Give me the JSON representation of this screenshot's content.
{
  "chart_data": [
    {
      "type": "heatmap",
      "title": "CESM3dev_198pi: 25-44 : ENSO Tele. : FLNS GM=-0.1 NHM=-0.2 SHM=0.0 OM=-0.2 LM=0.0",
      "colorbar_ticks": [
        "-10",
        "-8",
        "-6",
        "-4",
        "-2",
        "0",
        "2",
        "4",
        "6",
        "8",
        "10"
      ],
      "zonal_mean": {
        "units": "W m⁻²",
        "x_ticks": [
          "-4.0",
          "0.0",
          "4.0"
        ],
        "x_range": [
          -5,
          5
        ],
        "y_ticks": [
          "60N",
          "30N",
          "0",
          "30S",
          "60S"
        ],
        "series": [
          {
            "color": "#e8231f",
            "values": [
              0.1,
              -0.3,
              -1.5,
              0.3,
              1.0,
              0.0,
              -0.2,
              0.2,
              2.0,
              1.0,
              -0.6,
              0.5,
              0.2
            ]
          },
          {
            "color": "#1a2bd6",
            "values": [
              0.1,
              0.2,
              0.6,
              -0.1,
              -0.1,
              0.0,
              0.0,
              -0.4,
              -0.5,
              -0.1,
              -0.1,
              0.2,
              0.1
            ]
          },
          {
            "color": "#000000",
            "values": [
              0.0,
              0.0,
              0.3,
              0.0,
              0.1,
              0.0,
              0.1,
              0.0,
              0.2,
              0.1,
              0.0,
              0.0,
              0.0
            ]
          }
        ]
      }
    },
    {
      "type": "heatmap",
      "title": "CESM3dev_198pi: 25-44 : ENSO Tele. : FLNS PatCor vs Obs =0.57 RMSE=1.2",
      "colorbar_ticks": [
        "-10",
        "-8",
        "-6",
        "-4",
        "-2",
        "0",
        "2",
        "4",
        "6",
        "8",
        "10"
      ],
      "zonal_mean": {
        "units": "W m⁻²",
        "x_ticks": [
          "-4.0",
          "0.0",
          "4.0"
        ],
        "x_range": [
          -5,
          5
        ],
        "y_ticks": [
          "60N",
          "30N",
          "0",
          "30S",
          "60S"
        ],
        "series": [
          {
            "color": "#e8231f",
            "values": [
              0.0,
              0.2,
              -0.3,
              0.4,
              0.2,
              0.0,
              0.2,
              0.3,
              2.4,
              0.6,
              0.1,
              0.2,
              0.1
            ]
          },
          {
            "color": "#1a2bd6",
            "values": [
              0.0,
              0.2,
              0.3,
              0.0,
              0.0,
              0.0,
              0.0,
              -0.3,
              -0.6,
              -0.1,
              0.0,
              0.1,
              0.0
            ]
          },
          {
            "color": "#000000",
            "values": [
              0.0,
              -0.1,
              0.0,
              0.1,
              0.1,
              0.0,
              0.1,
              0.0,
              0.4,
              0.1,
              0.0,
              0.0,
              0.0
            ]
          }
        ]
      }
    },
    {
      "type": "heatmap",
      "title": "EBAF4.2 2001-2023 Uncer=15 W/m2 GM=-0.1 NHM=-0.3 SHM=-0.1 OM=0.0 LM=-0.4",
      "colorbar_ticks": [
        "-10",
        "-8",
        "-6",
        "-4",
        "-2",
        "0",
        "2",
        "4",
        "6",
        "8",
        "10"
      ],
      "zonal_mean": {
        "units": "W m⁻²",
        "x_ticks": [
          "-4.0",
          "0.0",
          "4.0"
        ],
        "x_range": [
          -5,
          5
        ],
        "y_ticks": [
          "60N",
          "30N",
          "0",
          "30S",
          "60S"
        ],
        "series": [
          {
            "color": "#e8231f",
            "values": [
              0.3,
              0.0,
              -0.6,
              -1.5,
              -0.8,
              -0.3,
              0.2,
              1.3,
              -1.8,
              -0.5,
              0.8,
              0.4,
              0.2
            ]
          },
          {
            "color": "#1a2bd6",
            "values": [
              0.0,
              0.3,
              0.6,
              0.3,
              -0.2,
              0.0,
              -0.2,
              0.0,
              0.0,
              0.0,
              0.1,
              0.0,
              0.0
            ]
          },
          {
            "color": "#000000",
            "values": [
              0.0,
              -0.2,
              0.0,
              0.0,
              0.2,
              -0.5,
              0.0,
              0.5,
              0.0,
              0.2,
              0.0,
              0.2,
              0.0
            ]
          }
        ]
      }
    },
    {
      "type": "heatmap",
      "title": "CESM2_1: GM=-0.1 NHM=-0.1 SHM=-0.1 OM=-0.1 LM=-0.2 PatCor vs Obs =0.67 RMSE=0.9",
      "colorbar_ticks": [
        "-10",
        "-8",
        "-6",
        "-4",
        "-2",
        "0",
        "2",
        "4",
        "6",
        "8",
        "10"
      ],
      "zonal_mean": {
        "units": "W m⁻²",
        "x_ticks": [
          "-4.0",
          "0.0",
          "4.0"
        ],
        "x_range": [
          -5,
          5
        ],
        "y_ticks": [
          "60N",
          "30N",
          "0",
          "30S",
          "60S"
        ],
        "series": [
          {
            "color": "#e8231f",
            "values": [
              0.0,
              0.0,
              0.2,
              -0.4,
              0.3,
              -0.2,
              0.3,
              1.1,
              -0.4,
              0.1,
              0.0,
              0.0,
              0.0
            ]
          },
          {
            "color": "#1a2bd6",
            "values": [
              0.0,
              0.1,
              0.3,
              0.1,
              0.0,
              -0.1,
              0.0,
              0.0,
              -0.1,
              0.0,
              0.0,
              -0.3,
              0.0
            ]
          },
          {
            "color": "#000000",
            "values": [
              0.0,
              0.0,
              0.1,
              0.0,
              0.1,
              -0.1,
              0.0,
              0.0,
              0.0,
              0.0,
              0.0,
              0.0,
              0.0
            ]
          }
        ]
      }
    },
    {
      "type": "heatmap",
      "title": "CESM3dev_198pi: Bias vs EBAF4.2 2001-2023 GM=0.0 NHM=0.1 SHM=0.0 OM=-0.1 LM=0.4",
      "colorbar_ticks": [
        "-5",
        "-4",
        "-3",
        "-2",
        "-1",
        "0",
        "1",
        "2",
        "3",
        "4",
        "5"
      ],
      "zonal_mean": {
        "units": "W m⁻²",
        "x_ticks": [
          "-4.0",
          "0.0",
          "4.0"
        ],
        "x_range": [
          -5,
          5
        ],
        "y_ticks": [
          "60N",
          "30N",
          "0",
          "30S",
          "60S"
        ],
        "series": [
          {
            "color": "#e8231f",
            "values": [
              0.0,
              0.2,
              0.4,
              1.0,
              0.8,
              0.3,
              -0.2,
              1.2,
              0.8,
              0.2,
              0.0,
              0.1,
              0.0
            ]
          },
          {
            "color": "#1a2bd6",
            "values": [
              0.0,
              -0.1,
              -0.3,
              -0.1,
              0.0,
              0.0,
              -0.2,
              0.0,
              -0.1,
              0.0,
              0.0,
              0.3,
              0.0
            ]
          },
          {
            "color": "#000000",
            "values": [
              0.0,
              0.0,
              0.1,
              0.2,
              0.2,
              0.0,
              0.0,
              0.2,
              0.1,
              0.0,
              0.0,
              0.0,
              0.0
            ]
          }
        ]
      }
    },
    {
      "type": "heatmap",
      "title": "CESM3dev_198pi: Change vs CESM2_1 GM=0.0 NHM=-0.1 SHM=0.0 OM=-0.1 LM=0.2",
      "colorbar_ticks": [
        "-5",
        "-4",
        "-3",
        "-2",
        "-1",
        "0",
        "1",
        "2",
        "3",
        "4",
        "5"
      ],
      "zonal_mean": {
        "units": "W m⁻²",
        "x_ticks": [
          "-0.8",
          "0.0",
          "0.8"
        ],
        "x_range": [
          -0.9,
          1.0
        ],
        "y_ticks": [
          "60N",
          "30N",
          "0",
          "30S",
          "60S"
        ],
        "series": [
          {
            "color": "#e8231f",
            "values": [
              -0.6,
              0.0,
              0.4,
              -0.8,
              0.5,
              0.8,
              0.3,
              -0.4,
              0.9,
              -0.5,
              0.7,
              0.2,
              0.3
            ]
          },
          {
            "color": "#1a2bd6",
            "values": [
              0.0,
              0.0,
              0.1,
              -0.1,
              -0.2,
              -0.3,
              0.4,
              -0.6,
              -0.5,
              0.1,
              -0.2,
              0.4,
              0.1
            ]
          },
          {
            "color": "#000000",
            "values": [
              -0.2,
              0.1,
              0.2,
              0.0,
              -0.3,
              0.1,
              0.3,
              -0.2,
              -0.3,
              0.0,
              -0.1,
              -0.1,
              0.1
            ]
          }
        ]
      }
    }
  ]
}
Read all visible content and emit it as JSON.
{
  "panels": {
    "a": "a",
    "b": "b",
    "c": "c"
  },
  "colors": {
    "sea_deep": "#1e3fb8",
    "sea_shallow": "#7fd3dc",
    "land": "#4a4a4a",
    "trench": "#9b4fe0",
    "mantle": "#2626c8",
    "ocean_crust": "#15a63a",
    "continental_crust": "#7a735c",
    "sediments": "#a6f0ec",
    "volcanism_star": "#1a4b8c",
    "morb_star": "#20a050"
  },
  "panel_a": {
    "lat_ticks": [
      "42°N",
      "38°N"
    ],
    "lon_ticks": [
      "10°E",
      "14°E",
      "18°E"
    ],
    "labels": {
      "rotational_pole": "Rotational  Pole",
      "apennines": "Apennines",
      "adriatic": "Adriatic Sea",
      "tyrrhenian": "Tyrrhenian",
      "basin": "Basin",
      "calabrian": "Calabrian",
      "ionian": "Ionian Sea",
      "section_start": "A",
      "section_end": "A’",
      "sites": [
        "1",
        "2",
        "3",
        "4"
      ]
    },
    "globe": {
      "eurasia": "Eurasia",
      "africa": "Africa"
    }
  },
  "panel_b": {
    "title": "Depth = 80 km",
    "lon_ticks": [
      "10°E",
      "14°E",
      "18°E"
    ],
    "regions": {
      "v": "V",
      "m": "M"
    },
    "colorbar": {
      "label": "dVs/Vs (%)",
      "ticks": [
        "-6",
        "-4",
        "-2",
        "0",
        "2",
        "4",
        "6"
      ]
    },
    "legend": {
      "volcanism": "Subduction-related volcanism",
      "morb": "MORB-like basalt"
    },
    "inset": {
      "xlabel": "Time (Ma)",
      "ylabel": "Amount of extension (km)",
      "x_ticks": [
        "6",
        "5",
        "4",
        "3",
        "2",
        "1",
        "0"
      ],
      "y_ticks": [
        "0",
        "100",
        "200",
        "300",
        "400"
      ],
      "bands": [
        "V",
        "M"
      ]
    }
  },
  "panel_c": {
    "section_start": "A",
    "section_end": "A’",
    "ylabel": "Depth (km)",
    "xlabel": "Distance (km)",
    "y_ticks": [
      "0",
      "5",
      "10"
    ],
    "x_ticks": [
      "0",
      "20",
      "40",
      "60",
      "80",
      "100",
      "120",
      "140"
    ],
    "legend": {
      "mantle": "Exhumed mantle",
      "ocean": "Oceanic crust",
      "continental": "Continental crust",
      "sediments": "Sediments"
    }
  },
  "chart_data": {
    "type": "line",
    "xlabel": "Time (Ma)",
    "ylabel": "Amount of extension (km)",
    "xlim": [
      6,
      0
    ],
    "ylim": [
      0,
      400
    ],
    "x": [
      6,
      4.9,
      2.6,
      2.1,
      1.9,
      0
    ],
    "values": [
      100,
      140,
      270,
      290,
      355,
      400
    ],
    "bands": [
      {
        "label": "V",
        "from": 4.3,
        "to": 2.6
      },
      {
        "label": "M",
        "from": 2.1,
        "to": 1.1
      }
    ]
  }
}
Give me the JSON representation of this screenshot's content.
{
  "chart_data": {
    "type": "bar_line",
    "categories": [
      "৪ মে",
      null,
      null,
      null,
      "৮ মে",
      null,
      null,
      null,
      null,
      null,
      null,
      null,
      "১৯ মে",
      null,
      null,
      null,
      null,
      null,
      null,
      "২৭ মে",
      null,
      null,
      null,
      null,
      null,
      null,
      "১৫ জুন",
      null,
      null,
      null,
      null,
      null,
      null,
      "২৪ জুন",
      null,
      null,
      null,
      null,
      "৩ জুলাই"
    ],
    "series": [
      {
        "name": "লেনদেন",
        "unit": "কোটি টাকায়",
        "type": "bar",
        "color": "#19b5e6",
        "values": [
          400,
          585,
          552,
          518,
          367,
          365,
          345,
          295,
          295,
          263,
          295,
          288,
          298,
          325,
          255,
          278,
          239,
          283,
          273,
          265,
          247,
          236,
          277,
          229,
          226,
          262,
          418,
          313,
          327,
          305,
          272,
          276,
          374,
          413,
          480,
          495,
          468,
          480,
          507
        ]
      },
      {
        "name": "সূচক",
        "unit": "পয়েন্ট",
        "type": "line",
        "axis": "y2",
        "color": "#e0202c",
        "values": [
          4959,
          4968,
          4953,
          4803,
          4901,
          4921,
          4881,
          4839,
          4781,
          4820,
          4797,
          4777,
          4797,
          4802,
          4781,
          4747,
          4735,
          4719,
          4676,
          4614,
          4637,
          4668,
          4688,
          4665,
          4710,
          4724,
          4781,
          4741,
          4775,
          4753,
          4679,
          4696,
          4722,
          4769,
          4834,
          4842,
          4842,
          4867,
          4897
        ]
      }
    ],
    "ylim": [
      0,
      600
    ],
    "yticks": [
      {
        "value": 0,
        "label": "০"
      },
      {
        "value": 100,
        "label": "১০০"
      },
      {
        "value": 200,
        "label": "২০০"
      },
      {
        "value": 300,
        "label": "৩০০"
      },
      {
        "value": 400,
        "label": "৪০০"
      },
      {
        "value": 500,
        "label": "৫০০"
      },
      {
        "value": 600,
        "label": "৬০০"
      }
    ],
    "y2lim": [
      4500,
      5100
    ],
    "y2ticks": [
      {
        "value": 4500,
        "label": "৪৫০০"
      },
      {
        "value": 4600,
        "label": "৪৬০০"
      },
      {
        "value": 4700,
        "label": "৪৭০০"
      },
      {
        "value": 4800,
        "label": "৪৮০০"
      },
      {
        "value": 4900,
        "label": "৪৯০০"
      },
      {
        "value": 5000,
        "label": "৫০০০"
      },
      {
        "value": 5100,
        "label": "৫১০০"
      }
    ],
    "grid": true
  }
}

——

- **Exercise task**: For the data above, state only how many lines include the word "Amount".

- **Exercise output**: 2